[START]
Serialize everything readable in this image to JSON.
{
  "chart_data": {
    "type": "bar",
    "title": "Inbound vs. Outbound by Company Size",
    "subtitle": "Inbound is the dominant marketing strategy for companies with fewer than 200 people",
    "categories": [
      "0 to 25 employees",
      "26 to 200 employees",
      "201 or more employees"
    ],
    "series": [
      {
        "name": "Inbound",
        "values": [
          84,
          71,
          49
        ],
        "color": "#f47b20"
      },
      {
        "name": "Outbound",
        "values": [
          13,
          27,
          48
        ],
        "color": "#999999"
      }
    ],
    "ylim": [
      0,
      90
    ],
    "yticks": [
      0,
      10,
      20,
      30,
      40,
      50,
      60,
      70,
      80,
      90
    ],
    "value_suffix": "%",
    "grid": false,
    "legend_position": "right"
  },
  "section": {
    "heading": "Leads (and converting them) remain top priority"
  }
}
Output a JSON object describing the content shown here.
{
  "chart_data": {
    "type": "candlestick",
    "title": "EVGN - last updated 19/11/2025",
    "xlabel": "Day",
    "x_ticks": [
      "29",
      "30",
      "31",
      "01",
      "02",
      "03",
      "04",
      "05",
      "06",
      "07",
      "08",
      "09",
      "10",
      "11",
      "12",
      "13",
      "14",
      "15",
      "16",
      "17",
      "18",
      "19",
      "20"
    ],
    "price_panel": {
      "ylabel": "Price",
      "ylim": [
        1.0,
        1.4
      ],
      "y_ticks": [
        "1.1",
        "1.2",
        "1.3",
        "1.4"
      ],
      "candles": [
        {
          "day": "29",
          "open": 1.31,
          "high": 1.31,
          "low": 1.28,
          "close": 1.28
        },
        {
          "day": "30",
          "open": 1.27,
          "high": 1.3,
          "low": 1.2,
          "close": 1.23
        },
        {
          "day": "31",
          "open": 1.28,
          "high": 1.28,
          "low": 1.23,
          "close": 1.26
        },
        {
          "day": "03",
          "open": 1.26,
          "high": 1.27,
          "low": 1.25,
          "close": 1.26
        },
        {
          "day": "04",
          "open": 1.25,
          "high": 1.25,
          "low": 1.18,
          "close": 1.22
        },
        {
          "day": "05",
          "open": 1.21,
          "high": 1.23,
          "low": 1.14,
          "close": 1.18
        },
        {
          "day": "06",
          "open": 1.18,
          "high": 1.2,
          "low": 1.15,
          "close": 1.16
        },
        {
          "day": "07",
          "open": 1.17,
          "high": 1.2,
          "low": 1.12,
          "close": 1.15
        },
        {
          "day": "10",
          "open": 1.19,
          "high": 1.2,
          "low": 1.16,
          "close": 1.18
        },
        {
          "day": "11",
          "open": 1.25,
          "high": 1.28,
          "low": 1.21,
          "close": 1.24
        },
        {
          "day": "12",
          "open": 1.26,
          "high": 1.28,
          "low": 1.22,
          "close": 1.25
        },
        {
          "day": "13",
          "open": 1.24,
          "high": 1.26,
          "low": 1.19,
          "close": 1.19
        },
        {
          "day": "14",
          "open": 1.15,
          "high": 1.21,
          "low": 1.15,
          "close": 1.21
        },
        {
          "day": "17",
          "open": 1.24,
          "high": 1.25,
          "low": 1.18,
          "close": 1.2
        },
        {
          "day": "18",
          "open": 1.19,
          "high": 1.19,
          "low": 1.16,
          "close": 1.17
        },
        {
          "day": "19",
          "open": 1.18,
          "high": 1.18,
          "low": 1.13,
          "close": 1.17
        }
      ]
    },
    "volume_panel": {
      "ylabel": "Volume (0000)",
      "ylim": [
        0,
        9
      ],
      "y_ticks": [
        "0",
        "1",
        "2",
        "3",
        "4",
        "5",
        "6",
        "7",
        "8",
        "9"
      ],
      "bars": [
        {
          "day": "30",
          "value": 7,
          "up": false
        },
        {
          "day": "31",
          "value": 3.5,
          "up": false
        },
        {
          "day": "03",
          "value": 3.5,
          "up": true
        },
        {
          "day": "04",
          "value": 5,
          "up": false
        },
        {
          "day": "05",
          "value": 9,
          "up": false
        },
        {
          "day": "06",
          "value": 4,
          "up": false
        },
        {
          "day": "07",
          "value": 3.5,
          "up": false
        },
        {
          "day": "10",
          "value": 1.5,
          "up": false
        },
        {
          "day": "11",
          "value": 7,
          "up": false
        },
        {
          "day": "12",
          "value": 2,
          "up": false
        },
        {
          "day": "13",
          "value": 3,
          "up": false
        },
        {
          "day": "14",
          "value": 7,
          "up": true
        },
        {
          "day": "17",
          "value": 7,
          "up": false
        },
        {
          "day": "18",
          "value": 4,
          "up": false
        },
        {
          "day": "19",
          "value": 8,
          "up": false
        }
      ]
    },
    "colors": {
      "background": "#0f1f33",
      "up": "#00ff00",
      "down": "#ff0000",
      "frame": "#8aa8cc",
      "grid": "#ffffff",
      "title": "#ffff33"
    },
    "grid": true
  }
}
[END]
Stated goal:
Check every line for "Outbound" and show the ones that have it.

Answer to this task:
    "title": "Inbound vs. Outbound by Company Size",
        "name": "Outbound",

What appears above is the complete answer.